== GIVEN REQUEST ==
Write out the material exactly, without any of its pictures.
* BEGIN GIVEN DATA *
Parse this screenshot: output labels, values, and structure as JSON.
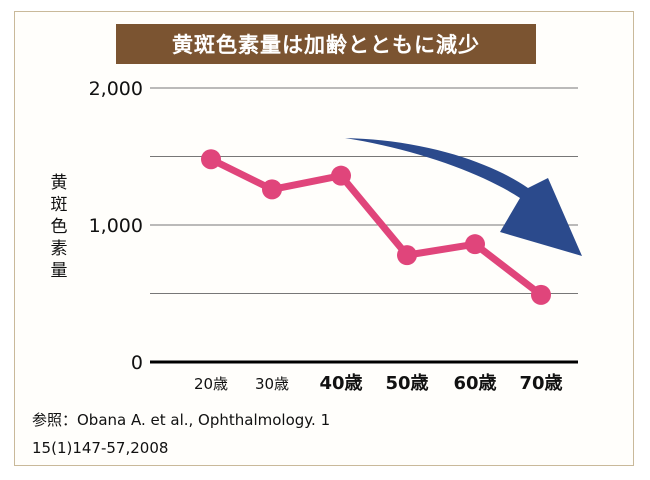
{
  "chart_data": {
    "type": "line",
    "title": "黄斑色素量は加齢とともに減少",
    "ylabel": "黄斑色素量",
    "xlabel": "",
    "categories": [
      "20歳",
      "30歳",
      "40歳",
      "50歳",
      "60歳",
      "70歳"
    ],
    "values": [
      1480,
      1260,
      1360,
      780,
      860,
      490
    ],
    "ylim": [
      0,
      2000
    ],
    "yticks": [
      "0",
      "1,000",
      "2,000"
    ],
    "ytick_values": [
      0,
      1000,
      2000
    ],
    "grid_values": [
      500,
      1000,
      1500,
      2000
    ],
    "grid": true,
    "line_color": "#e0457b",
    "arrow_color": "#2b4a8c",
    "bold_categories_from_index": 2
  },
  "reference": {
    "line1": "参照：Obana A. et al., Ophthalmology. 1",
    "line2": "15(1)147-57,2008"
  },
  "colors": {
    "title_bg": "#7b5431",
    "frame_border": "#c9b99a"
  }
}
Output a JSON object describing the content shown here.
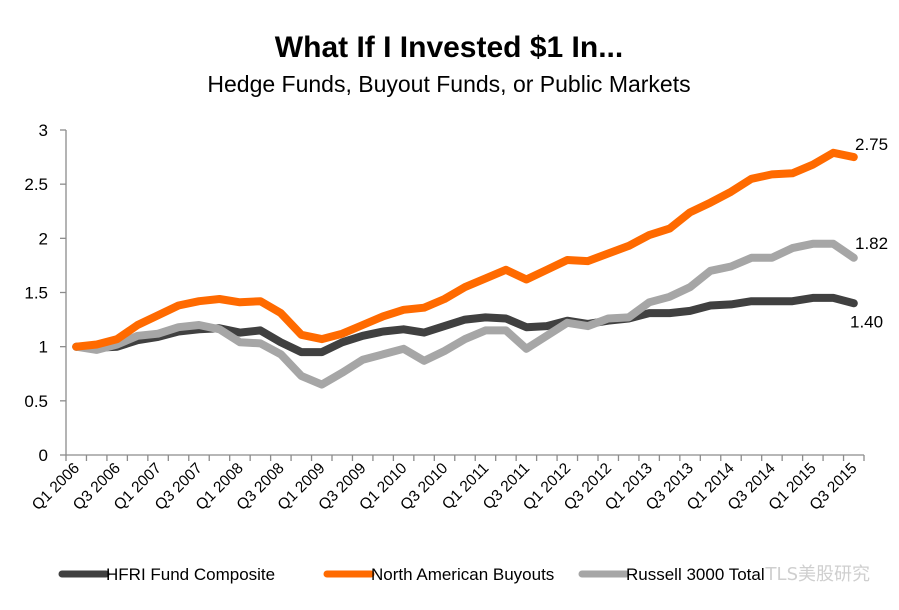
{
  "chart_data": {
    "type": "line",
    "title": "What If I Invested $1 In...",
    "subtitle": "Hedge Funds, Buyout Funds, or Public Markets",
    "xlabel": "",
    "ylabel": "",
    "ylim": [
      0,
      3
    ],
    "yticks": [
      "0",
      "0.5",
      "1",
      "1.5",
      "2",
      "2.5",
      "3"
    ],
    "ytick_values": [
      0,
      0.5,
      1,
      1.5,
      2,
      2.5,
      3
    ],
    "grid": false,
    "legend_position": "bottom",
    "categories": [
      "Q1 2006",
      "Q2 2006",
      "Q3 2006",
      "Q4 2006",
      "Q1 2007",
      "Q2 2007",
      "Q3 2007",
      "Q4 2007",
      "Q1 2008",
      "Q2 2008",
      "Q3 2008",
      "Q4 2008",
      "Q1 2009",
      "Q2 2009",
      "Q3 2009",
      "Q4 2009",
      "Q1 2010",
      "Q2 2010",
      "Q3 2010",
      "Q4 2010",
      "Q1 2011",
      "Q2 2011",
      "Q3 2011",
      "Q4 2011",
      "Q1 2012",
      "Q2 2012",
      "Q3 2012",
      "Q4 2012",
      "Q1 2013",
      "Q2 2013",
      "Q3 2013",
      "Q4 2013",
      "Q1 2014",
      "Q2 2014",
      "Q3 2014",
      "Q4 2014",
      "Q1 2015",
      "Q2 2015",
      "Q3 2015"
    ],
    "xtick_labels": [
      "Q1 2006",
      "Q3 2006",
      "Q1 2007",
      "Q3 2007",
      "Q1 2008",
      "Q3 2008",
      "Q1 2009",
      "Q3 2009",
      "Q1 2010",
      "Q3 2010",
      "Q1 2011",
      "Q3 2011",
      "Q1 2012",
      "Q3 2012",
      "Q1 2013",
      "Q3 2013",
      "Q1 2014",
      "Q3 2014",
      "Q1 2015",
      "Q3 2015"
    ],
    "series": [
      {
        "name": "HFRI Fund Composite",
        "color": "#404040",
        "end_label": "1.40",
        "values": [
          1.0,
          0.99,
          1.0,
          1.06,
          1.09,
          1.14,
          1.16,
          1.17,
          1.13,
          1.15,
          1.04,
          0.95,
          0.95,
          1.04,
          1.1,
          1.14,
          1.16,
          1.13,
          1.19,
          1.25,
          1.27,
          1.26,
          1.18,
          1.19,
          1.24,
          1.21,
          1.24,
          1.26,
          1.31,
          1.31,
          1.33,
          1.38,
          1.39,
          1.42,
          1.42,
          1.42,
          1.45,
          1.45,
          1.4
        ]
      },
      {
        "name": "North American Buyouts",
        "color": "#FF6A00",
        "end_label": "2.75",
        "values": [
          1.0,
          1.02,
          1.07,
          1.2,
          1.29,
          1.38,
          1.42,
          1.44,
          1.41,
          1.42,
          1.31,
          1.11,
          1.07,
          1.12,
          1.2,
          1.28,
          1.34,
          1.36,
          1.44,
          1.55,
          1.63,
          1.71,
          1.62,
          1.71,
          1.8,
          1.79,
          1.86,
          1.93,
          2.03,
          2.09,
          2.24,
          2.33,
          2.43,
          2.55,
          2.59,
          2.6,
          2.68,
          2.79,
          2.75
        ]
      },
      {
        "name": "Russell 3000 Total",
        "color": "#A6A6A6",
        "end_label": "1.82",
        "values": [
          1.0,
          0.97,
          1.02,
          1.1,
          1.12,
          1.18,
          1.2,
          1.16,
          1.04,
          1.03,
          0.93,
          0.73,
          0.65,
          0.76,
          0.88,
          0.93,
          0.98,
          0.87,
          0.96,
          1.07,
          1.15,
          1.15,
          0.98,
          1.1,
          1.22,
          1.19,
          1.26,
          1.27,
          1.41,
          1.46,
          1.55,
          1.7,
          1.74,
          1.82,
          1.82,
          1.91,
          1.95,
          1.95,
          1.82
        ]
      }
    ]
  },
  "watermark": "TLS美股研究"
}
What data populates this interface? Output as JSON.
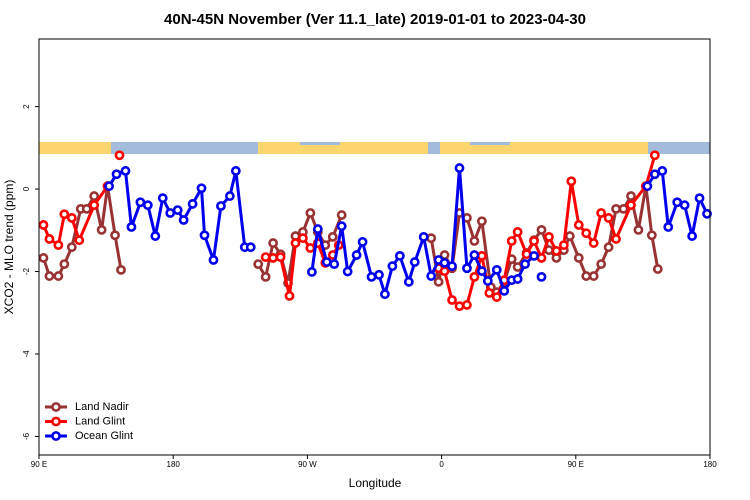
* END GIVEN DATA *
== WRITTEN REPLY ==
Parse this screenshot: output labels, values, and structure as JSON.
{
  "chart_data": {
    "type": "line",
    "title": "黄斑色素量は加齢とともに減少",
    "ylabel": "黄斑色素量",
    "xlabel": "",
    "categories": [
      "20歳",
      "30歳",
      "40歳",
      "50歳",
      "60歳",
      "70歳"
    ],
    "values": [
      1480,
      1260,
      1360,
      780,
      860,
      490
    ],
    "ylim": [
      0,
      2000
    ],
    "yticks": [
      "0",
      "1,000",
      "2,000"
    ],
    "ytick_values": [
      0,
      1000,
      2000
    ],
    "grid_values": [
      500,
      1000,
      1500,
      2000
    ],
    "grid": true,
    "line_color": "#e0457b",
    "arrow_color": "#2b4a8c",
    "bold_categories_from_index": 2
  },
  "reference": {
    "line1": "参照：Obana A. et al., Ophthalmology. 1",
    "line2": "15(1)147-57,2008"
  },
  "colors": {
    "title_bg": "#7b5431",
    "frame_border": "#c9b99a"
  }
}
Output a JSON object describing the content shown here.
{
  "chart_data": {
    "type": "line",
    "title": "What If I Invested $1 In...",
    "subtitle": "Hedge Funds, Buyout Funds, or Public Markets",
    "xlabel": "",
    "ylabel": "",
    "ylim": [
      0,
      3
    ],
    "yticks": [
      "0",
      "0.5",
      "1",
      "1.5",
      "2",
      "2.5",
      "3"
    ],
    "ytick_values": [
      0,
      0.5,
      1,
      1.5,
      2,
      2.5,
      3
    ],
    "grid": false,
    "legend_position": "bottom",
    "categories": [
      "Q1 2006",
      "Q2 2006",
      "Q3 2006",
      "Q4 2006",
      "Q1 2007",
      "Q2 2007",
      "Q3 2007",
      "Q4 2007",
      "Q1 2008",
      "Q2 2008",
      "Q3 2008",
      "Q4 2008",
      "Q1 2009",
      "Q2 2009",
      "Q3 2009",
      "Q4 2009",
      "Q1 2010",
      "Q2 2010",
      "Q3 2010",
      "Q4 2010",
      "Q1 2011",
      "Q2 2011",
      "Q3 2011",
      "Q4 2011",
      "Q1 2012",
      "Q2 2012",
      "Q3 2012",
      "Q4 2012",
      "Q1 2013",
      "Q2 2013",
      "Q3 2013",
      "Q4 2013",
      "Q1 2014",
      "Q2 2014",
      "Q3 2014",
      "Q4 2014",
      "Q1 2015",
      "Q2 2015",
      "Q3 2015"
    ],
    "xtick_labels": [
      "Q1 2006",
      "Q3 2006",
      "Q1 2007",
      "Q3 2007",
      "Q1 2008",
      "Q3 2008",
      "Q1 2009",
      "Q3 2009",
      "Q1 2010",
      "Q3 2010",
      "Q1 2011",
      "Q3 2011",
      "Q1 2012",
      "Q3 2012",
      "Q1 2013",
      "Q3 2013",
      "Q1 2014",
      "Q3 2014",
      "Q1 2015",
      "Q3 2015"
    ],
    "series": [
      {
        "name": "HFRI Fund Composite",
        "color": "#404040",
        "end_label": "1.40",
        "values": [
          1.0,
          0.99,
          1.0,
          1.06,
          1.09,
          1.14,
          1.16,
          1.17,
          1.13,
          1.15,
          1.04,
          0.95,
          0.95,
          1.04,
          1.1,
          1.14,
          1.16,
          1.13,
          1.19,
          1.25,
          1.27,
          1.26,
          1.18,
          1.19,
          1.24,
          1.21,
          1.24,
          1.26,
          1.31,
          1.31,
          1.33,
          1.38,
          1.39,
          1.42,
          1.42,
          1.42,
          1.45,
          1.45,
          1.4
        ]
      },
      {
        "name": "North American Buyouts",
        "color": "#FF6A00",
        "end_label": "2.75",
        "values": [
          1.0,
          1.02,
          1.07,
          1.2,
          1.29,
          1.38,
          1.42,
          1.44,
          1.41,
          1.42,
          1.31,
          1.11,
          1.07,
          1.12,
          1.2,
          1.28,
          1.34,
          1.36,
          1.44,
          1.55,
          1.63,
          1.71,
          1.62,
          1.71,
          1.8,
          1.79,
          1.86,
          1.93,
          2.03,
          2.09,
          2.24,
          2.33,
          2.43,
          2.55,
          2.59,
          2.6,
          2.68,
          2.79,
          2.75
        ]
      },
      {
        "name": "Russell 3000 Total",
        "color": "#A6A6A6",
        "end_label": "1.82",
        "values": [
          1.0,
          0.97,
          1.02,
          1.1,
          1.12,
          1.18,
          1.2,
          1.16,
          1.04,
          1.03,
          0.93,
          0.73,
          0.65,
          0.76,
          0.88,
          0.93,
          0.98,
          0.87,
          0.96,
          1.07,
          1.15,
          1.15,
          0.98,
          1.1,
          1.22,
          1.19,
          1.26,
          1.27,
          1.41,
          1.46,
          1.55,
          1.7,
          1.74,
          1.82,
          1.82,
          1.91,
          1.95,
          1.95,
          1.82
        ]
      }
    ]
  },
  "watermark": "TLS美股研究"
}
What data populates this interface? Output as JSON.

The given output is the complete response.